Selected text
-- Begin --

Options. The Compensation Committee will designate the optionees, the
number of shares of Common Stock subject to options, and the terms and
conditions of each option under the Amended 1996 Plan. The exercise price per
share of Common Stock of options granted under the plan shall be determined by
the Compensation Committee; provided, that the exercise price of an incentive
stock option shall not be less than the fair market value of shares of Common
Stock at the date such option is granted. The "fair market value" of a shares of
Common Stock shall mean, on any given date, the closing sales price of the
Company's Common Stock on the Nasdaq National Market or, if no sales were
reported, the closing bid on such date. Options granted under the Amended 1996
Plan may be either incentive stock options (up to 750,000 shares) (within the
meaning of Section 422 of the Internal Revenue Code) or non-qualified stock
options (options that do not constitute incentive stock options).
Exercisability. Options will become exercisable at such times and under
such conditions as determined by the Compensation Committee, including vesting
based on service to the Company and/or performance criteria applicable to the
Company and/or the employee. The exercise price for options shall be determined
by the Compensation Committee and may be paid in cash, by promissory note, by
delivery of shares of Common Stock already owned by the optionee with a market
value equal to the exercise price, or other method determined suitable by the
Committee.
Change in Control. Upon a change in control of the Company as a result of a
merger, contested election, purchase of 80% or more of the Company's outstanding
Common Stock or other related events described in the Amended 1996 Plan, all
stock options outstanding under the Amended 1996 Plan shall become fully
exercisable.
Termination of Plan. The Plan will terminate on June 30, 2006, unless
extended or previously terminated. The Board may terminate or suspend the
Amended 1996 Plan at any time.

-- End --

Exercise 1
In the records, reproduce the lines starting at the one containing "legend-swatch [86,229,93,237]" and ending at the one containing "market-size-year-2023: 2023 [501,168,530,183]", both included.
What follows has no connection to the stock option plan text above.

Data for this exercise
-- Begin --

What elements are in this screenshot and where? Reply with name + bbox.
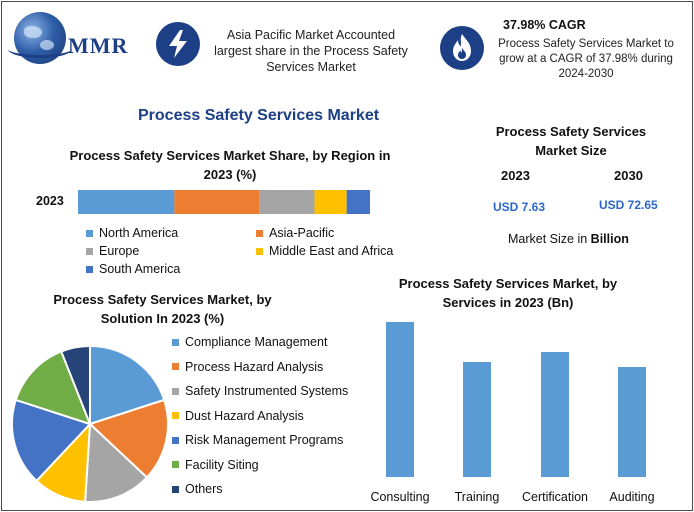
legend-swatch [86,229,93,237]
legend-label: Facility Siting [185,457,259,472]
pie-slice-safety-instrumented-systems [84,421,149,503]
legend-label: Risk Management Programs [185,433,344,447]
pie-slice-risk-management-programs [11,398,92,483]
legend-label: Process Hazard Analysis [185,359,324,374]
services-tick-label-consulting: Consulting [370,490,429,504]
legend-label: Middle East and Africa [269,244,394,258]
legend-swatch [172,461,179,468]
legend-label: Asia-Pacific [269,226,335,240]
legend-label: Compliance Management [185,335,328,349]
region-chart-category-label: 2023 [36,194,64,208]
legend-swatch [172,436,179,444]
asia-pacific-highlight-text: Asia Pacific Market Accounted largest sh… [214,28,408,74]
solution-legend-item-risk-management-programs: Risk Management Programs [172,432,372,448]
cagr-title: 37.98% CAGR [503,18,586,32]
region-legend: North America Asia-Pacific Europe Middle Ea… [86,226,416,280]
flame-icon [440,26,484,70]
market-size-year-2030: 2030 [614,168,643,183]
legend-swatch [86,247,93,255]
lightning-icon [156,22,200,66]
region-legend-item-asia-pacific: Asia-Pacific [256,226,334,240]
region-legend-item-middle-east-and-africa: Middle East and Africa [256,244,393,258]
legend-swatch [172,485,179,493]
region-chart-title: Process Safety Services Market Share, by… [69,148,391,182]
pie-slice-compliance-management [89,344,166,426]
logo-swoosh [8,40,72,58]
market-size-unit-note: Market Size in Billion [508,232,629,246]
solution-legend-item-safety-instrumented-systems: Safety Instrumented Systems [172,383,372,399]
solution-legend-item-dust-hazard-analysis: Dust Hazard Analysis [172,408,372,424]
region-bar-segment-north-america [78,190,175,214]
region-bar-segment-asia-pacific [174,190,260,214]
services-chart-title: Process Safety Services Market, by Servi… [398,276,618,310]
legend-swatch [172,387,179,395]
market-size-year-2023: 2023 [501,168,530,183]
legend-swatch [86,265,93,273]
market-size-title: Process Safety Services Market Size [495,124,647,158]
region-bar-segment-south-america [346,190,370,214]
solution-legend-item-process-hazard-analysis: Process Hazard Analysis [172,359,372,375]
legend-label: North America [99,226,179,240]
legend-swatch [256,247,263,255]
services-bar-certification [541,352,569,477]
services-bar-auditing [618,367,646,477]
pie-slice-facility-siting [14,350,92,426]
region-legend-item-south-america: South America [86,262,180,276]
market-size-value-2023: USD 7.63 [493,200,546,214]
solution-pie-chart [11,344,169,503]
legend-label: Dust Hazard Analysis [185,408,304,423]
legend-swatch [172,412,179,419]
market-size-value-2030: USD 72.65 [599,198,658,212]
services-bar-chart: Consulting Training Certification Auditing [370,322,655,504]
region-bar-segment-middle-east-and-africa [314,190,347,214]
solution-legend-item-compliance-management: Compliance Management [172,334,372,350]
legend-label: Europe [99,244,140,258]
region-legend-item-north-america: North America [86,226,178,240]
legend-label: Safety Instrumented Systems [185,384,349,398]
legend-swatch [172,338,179,346]
legend-swatch [172,363,179,370]
services-tick-label-training: Training [455,490,500,504]
legend-swatch [256,229,263,237]
brand-logo-text: MMR [68,33,129,58]
pie-slice-process-hazard-analysis [88,398,169,479]
services-bar-consulting [386,322,414,477]
pie-slice-others [59,344,91,425]
region-bar-segment-europe [259,190,315,214]
cagr-description: Process Safety Services Market to grow a… [498,38,674,80]
solution-legend: Compliance Management Process Hazard Anal… [172,334,372,506]
services-tick-label-certification: Certification [522,490,588,504]
legend-label: South America [99,262,181,276]
solution-legend-item-others: Others [172,481,372,497]
region-stacked-bar-chart [78,190,370,214]
services-tick-label-auditing: Auditing [609,490,654,504]
solution-chart-title: Process Safety Services Market, by Solut… [53,292,272,326]
region-legend-item-europe: Europe [86,244,139,258]
legend-label: Others [185,482,223,496]
page-title: Process Safety Services Market [138,107,380,124]
services-bar-training [463,362,491,477]
solution-legend-item-facility-siting: Facility Siting [172,457,372,473]
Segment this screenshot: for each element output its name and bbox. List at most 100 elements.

-- End --

Exercise 2
Continue the stock option plan text from its last sentence.

Written answer 1
legend-swatch [86,229,93,237]
legend-label: Facility Siting [185,457,259,472]
pie-slice-safety-instrumented-systems [84,421,149,503]
legend-label: Risk Management Programs [185,433,344,447]
pie-slice-risk-management-programs [11,398,92,483]
legend-label: Process Hazard Analysis [185,359,324,374]
services-tick-label-consulting: Consulting [370,490,429,504]
legend-label: Middle East and Africa [269,244,394,258]
legend-swatch [172,461,179,468]
legend-label: Asia-Pacific [269,226,335,240]
legend-label: Compliance Management [185,335,328,349]
region-chart-category-label: 2023 [36,194,64,208]
legend-swatch [172,436,179,444]
asia-pacific-highlight-text: Asia Pacific Market Accounted largest sh… [214,28,408,74]
solution-legend-item-risk-management-programs: Risk Management Programs [172,432,372,448]
cagr-title: 37.98% CAGR [503,18,586,32]
region-legend: North America Asia-Pacific Europe Middle Ea… [86,226,416,280]
flame-icon [440,26,484,70]
market-size-year-2030: 2030 [614,168,643,183]
legend-swatch [86,247,93,255]
lightning-icon [156,22,200,66]
region-legend-item-asia-pacific: Asia-Pacific [256,226,334,240]
region-legend-item-middle-east-and-africa: Middle East and Africa [256,244,393,258]
legend-swatch [172,485,179,493]
region-chart-title: Process Safety Services Market Share, by… [69,148,391,182]
pie-slice-compliance-management [89,344,166,426]
logo-swoosh [8,40,72,58]
market-size-unit-note: Market Size in Billion [508,232,629,246]
solution-legend-item-safety-instrumented-systems: Safety Instrumented Systems [172,383,372,399]
solution-legend-item-dust-hazard-analysis: Dust Hazard Analysis [172,408,372,424]
region-bar-segment-north-america [78,190,175,214]
region-bar-segment-asia-pacific [174,190,260,214]
services-chart-title: Process Safety Services Market, by Servi… [398,276,618,310]
legend-swatch [172,387,179,395]
market-size-year-2023: 2023 [501,168,530,183]

Written answer 2
Federal Income Tax Consequences of the Amended 1996 Plan
Incentive Stock Options. An employee who has been granted an incentive
stock option will not realize taxable income at the time of the grant or
exercise (but in some circumstances may be subject to an alternative minimum tax
as a result of the exercise) of such option and the Company will not be entitled
to a deduction at either such time. If the employee makes no disposition of
shares acquired pursuant to an incentive stock option within two years from the
date of the grant of such option, or within one year of the transfer of such
shares to him or her, any gain or loss realized on a subsequent disposition of
such shares will be treated as a long-term capital gain or loss. Under such
circumstances, the Company will not be entitled to any deduction for federal
income tax purposes. If the foregoing holding period requirements are not
satisfied, a portion of any gain in the year of disposition will be taxable to
the employee as ordinary income, and the Company will be entitled to a
corresponding deduction. The Company will not be entitled to any deduction in
connection with any loss to the employee or the portion of any gain that is
taxable to the employee as short-term or long-term capital gain.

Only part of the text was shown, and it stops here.